→ WHAT NEEDS TO BE DONE: Pick out every line in the records below that contains the string "close", and copy each one in full.

Collection entries:
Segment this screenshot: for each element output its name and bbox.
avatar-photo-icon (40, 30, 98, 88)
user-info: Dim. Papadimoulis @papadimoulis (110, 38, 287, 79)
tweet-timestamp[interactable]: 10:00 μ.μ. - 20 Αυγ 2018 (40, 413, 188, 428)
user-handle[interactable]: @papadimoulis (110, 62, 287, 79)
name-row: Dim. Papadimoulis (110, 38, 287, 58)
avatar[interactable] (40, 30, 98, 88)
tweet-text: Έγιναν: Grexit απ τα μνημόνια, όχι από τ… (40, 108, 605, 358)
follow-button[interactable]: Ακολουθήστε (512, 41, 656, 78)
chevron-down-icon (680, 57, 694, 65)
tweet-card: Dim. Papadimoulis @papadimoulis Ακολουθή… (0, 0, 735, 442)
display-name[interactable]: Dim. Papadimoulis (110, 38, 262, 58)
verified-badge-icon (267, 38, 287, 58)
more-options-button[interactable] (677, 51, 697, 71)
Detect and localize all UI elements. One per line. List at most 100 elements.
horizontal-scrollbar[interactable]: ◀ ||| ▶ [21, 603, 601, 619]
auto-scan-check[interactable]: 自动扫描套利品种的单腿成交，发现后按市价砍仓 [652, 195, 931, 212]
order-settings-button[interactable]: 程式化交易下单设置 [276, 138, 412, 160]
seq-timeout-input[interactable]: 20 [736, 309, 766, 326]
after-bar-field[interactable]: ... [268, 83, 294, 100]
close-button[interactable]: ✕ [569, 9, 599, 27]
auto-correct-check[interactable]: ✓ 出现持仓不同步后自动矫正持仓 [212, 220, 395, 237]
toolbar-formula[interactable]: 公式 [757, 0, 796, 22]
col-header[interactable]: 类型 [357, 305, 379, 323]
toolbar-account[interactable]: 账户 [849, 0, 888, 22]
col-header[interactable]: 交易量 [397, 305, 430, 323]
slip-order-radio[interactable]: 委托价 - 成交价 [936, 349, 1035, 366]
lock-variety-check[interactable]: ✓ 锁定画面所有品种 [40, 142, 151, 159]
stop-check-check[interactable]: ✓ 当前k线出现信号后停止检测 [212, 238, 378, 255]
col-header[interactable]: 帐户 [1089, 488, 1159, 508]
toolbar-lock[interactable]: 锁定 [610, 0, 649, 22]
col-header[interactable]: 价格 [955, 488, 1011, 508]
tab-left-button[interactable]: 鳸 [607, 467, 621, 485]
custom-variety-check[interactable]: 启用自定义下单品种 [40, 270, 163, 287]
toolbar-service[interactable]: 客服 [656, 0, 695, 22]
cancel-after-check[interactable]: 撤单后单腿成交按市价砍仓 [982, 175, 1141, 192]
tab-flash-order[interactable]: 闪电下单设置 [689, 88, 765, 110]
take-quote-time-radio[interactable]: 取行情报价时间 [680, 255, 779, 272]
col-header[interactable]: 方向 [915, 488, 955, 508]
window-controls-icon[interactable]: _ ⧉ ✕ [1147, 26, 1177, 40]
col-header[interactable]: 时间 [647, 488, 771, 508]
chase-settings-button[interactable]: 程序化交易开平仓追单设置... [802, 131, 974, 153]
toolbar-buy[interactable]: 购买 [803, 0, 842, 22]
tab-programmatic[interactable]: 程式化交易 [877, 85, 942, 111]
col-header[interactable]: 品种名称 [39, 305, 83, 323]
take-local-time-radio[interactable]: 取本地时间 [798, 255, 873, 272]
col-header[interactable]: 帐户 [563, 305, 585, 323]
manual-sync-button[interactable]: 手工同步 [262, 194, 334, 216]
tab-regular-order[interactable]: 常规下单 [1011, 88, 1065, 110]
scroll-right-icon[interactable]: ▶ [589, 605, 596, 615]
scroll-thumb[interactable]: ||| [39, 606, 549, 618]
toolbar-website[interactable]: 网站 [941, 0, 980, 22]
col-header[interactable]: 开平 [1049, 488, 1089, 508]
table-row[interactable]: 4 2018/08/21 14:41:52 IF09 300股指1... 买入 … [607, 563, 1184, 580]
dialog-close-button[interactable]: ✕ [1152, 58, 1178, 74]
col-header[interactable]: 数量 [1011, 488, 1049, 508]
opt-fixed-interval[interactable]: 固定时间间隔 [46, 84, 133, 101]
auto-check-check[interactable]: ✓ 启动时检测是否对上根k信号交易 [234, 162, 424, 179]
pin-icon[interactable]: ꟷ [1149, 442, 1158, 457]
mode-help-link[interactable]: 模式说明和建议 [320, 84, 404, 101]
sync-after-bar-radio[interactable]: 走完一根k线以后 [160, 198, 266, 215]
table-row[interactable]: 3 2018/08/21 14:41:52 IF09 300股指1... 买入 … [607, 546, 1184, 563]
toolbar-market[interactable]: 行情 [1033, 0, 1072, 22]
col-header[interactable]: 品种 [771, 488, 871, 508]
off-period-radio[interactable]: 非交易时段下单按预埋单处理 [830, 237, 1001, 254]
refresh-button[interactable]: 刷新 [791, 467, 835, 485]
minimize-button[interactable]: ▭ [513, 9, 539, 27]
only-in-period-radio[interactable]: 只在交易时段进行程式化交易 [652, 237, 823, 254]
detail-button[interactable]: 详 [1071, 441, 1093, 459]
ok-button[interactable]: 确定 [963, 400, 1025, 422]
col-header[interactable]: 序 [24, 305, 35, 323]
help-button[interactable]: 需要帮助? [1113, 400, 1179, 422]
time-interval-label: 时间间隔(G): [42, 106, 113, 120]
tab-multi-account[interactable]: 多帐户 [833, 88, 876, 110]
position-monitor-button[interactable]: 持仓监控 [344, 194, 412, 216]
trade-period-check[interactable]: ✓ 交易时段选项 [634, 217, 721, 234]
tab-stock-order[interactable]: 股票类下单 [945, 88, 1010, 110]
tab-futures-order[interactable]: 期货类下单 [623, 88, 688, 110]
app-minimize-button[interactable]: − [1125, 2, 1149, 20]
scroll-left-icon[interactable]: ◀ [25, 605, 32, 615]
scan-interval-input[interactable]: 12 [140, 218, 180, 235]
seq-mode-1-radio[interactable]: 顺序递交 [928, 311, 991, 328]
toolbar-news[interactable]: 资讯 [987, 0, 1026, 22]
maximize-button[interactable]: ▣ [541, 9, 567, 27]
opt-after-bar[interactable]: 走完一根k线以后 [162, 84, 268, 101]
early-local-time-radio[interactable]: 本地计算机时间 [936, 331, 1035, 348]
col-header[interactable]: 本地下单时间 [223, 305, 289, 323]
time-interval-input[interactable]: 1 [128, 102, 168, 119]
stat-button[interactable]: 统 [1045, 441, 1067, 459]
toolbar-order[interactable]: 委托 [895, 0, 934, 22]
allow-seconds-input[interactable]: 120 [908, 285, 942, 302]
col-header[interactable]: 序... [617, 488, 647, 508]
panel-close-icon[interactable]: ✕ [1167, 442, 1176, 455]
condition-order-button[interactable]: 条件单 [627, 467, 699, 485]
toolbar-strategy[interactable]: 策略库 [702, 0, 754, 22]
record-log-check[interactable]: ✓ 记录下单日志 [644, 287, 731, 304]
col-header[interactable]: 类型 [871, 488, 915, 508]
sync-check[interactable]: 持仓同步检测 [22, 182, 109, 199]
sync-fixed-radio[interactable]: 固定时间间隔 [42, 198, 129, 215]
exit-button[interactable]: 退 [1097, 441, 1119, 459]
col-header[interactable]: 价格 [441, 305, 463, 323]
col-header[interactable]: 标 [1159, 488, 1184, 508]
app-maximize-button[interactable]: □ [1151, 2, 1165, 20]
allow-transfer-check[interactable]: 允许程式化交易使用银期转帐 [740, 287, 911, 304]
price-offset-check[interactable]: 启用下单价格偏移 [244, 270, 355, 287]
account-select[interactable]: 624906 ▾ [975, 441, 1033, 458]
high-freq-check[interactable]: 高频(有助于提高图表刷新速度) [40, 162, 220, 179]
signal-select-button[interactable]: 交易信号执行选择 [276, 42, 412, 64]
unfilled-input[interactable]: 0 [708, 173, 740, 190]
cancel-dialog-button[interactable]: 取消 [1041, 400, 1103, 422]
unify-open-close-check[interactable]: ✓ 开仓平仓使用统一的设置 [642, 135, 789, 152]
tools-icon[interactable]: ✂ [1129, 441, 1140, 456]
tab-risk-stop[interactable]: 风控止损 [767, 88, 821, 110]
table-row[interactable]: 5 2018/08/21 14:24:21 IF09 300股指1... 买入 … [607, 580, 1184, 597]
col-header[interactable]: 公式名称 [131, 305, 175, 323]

→ TASK RESULT:
close-button[interactable]: ✕ [569, 9, 599, 27]
dialog-close-button[interactable]: ✕ [1152, 58, 1178, 74]
panel-close-icon[interactable]: ✕ [1167, 442, 1176, 455]
unify-open-close-check[interactable]: ✓ 开仓平仓使用统一的设置 [642, 135, 789, 152]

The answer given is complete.